DATASET
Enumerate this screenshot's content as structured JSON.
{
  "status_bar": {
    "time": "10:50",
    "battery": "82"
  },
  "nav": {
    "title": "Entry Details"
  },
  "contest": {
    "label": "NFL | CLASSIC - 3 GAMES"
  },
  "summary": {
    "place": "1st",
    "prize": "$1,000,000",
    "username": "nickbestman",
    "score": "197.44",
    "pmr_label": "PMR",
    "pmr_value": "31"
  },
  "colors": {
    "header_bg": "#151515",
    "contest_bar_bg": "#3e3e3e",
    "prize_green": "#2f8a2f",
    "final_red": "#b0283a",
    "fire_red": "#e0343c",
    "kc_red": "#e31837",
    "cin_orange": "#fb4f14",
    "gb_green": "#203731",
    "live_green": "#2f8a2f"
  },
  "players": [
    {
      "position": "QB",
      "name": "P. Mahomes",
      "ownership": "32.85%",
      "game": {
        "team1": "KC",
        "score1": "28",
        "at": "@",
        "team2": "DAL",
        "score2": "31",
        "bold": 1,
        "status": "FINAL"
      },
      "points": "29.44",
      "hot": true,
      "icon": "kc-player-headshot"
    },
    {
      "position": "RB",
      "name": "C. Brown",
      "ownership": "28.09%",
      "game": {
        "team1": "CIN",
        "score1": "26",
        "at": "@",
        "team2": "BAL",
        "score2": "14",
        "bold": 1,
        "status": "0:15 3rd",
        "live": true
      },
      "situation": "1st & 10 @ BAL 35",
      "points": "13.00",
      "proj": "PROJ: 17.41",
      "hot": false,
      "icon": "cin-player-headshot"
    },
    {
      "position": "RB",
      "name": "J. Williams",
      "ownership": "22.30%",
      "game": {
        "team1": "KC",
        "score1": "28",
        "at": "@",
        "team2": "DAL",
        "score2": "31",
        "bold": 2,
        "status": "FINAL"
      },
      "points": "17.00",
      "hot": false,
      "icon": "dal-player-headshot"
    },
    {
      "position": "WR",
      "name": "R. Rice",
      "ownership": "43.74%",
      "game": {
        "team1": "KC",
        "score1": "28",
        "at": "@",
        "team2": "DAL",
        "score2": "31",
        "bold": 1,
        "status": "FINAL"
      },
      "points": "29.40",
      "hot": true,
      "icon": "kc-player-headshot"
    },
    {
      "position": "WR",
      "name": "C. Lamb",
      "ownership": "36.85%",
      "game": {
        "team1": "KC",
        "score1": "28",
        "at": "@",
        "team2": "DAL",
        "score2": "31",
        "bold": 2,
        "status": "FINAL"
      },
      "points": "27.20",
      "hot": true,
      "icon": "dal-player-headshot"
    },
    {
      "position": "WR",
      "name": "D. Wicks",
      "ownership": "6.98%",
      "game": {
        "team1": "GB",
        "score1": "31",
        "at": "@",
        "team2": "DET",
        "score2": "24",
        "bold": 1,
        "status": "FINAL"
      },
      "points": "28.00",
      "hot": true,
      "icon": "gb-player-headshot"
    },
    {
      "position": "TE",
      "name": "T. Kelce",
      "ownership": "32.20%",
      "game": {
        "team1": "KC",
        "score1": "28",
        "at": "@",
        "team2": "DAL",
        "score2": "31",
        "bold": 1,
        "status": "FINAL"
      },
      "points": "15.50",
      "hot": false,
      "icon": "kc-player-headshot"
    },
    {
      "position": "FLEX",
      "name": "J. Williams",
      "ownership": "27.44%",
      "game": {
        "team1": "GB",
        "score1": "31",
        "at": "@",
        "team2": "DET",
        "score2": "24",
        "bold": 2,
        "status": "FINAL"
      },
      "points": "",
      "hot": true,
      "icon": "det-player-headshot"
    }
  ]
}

WHAT YOU SHOULD DO
Extract each line of the listing above, copying it word for word.

SOLUTION TO THIS EXERCISE
Enumerate this screenshot's content as structured JSON.
{
  "status_bar": {
    "time": "10:50",
    "battery": "82"
  },
  "nav": {
    "title": "Entry Details"
  },
  "contest": {
    "label": "NFL | CLASSIC - 3 GAMES"
  },
  "summary": {
    "place": "1st",
    "prize": "$1,000,000",
    "username": "nickbestman",
    "score": "197.44",
    "pmr_label": "PMR",
    "pmr_value": "31"
  },
  "colors": {
    "header_bg": "#151515",
    "contest_bar_bg": "#3e3e3e",
    "prize_green": "#2f8a2f",
    "final_red": "#b0283a",
    "fire_red": "#e0343c",
    "kc_red": "#e31837",
    "cin_orange": "#fb4f14",
    "gb_green": "#203731",
    "live_green": "#2f8a2f"
  },
  "players": [
    {
      "position": "QB",
      "name": "P. Mahomes",
      "ownership": "32.85%",
      "game": {
        "team1": "KC",
        "score1": "28",
        "at": "@",
        "team2": "DAL",
        "score2": "31",
        "bold": 1,
        "status": "FINAL"
      },
      "points": "29.44",
      "hot": true,
      "icon": "kc-player-headshot"
    },
    {
      "position": "RB",
      "name": "C. Brown",
      "ownership": "28.09%",
      "game": {
        "team1": "CIN",
        "score1": "26",
        "at": "@",
        "team2": "BAL",
        "score2": "14",
        "bold": 1,
        "status": "0:15 3rd",
        "live": true
      },
      "situation": "1st & 10 @ BAL 35",
      "points": "13.00",
      "proj": "PROJ: 17.41",
      "hot": false,
      "icon": "cin-player-headshot"
    },
    {
      "position": "RB",
      "name": "J. Williams",
      "ownership": "22.30%",
      "game": {
        "team1": "KC",
        "score1": "28",
        "at": "@",
        "team2": "DAL",
        "score2": "31",
        "bold": 2,
        "status": "FINAL"
      },
      "points": "17.00",
      "hot": false,
      "icon": "dal-player-headshot"
    },
    {
      "position": "WR",
      "name": "R. Rice",
      "ownership": "43.74%",
      "game": {
        "team1": "KC",
        "score1": "28",
        "at": "@",
        "team2": "DAL",
        "score2": "31",
        "bold": 1,
        "status": "FINAL"
      },
      "points": "29.40",
      "hot": true,
      "icon": "kc-player-headshot"
    },
    {
      "position": "WR",
      "name": "C. Lamb",
      "ownership": "36.85%",
      "game": {
        "team1": "KC",
        "score1": "28",
        "at": "@",
        "team2": "DAL",
        "score2": "31",
        "bold": 2,
        "status": "FINAL"
      },
      "points": "27.20",
      "hot": true,
      "icon": "dal-player-headshot"
    },
    {
      "position": "WR",
      "name": "D. Wicks",
      "ownership": "6.98%",
      "game": {
        "team1": "GB",
        "score1": "31",
        "at": "@",
        "team2": "DET",
        "score2": "24",
        "bold": 1,
        "status": "FINAL"
      },
      "points": "28.00",
      "hot": true,
      "icon": "gb-player-headshot"
    },
    {
      "position": "TE",
      "name": "T. Kelce",
      "ownership": "32.20%",
      "game": {
        "team1": "KC",
        "score1": "28",
        "at": "@",
        "team2": "DAL",
        "score2": "31",
        "bold": 1,
        "status": "FINAL"
      },
      "points": "15.50",
      "hot": false,
      "icon": "kc-player-headshot"
    },
    {
      "position": "FLEX",
      "name": "J. Williams",
      "ownership": "27.44%",
      "game": {
        "team1": "GB",
        "score1": "31",
        "at": "@",
        "team2": "DET",
        "score2": "24",
        "bold": 2,
        "status": "FINAL"
      },
      "points": "",
      "hot": true,
      "icon": "det-player-headshot"
    }
  ]
}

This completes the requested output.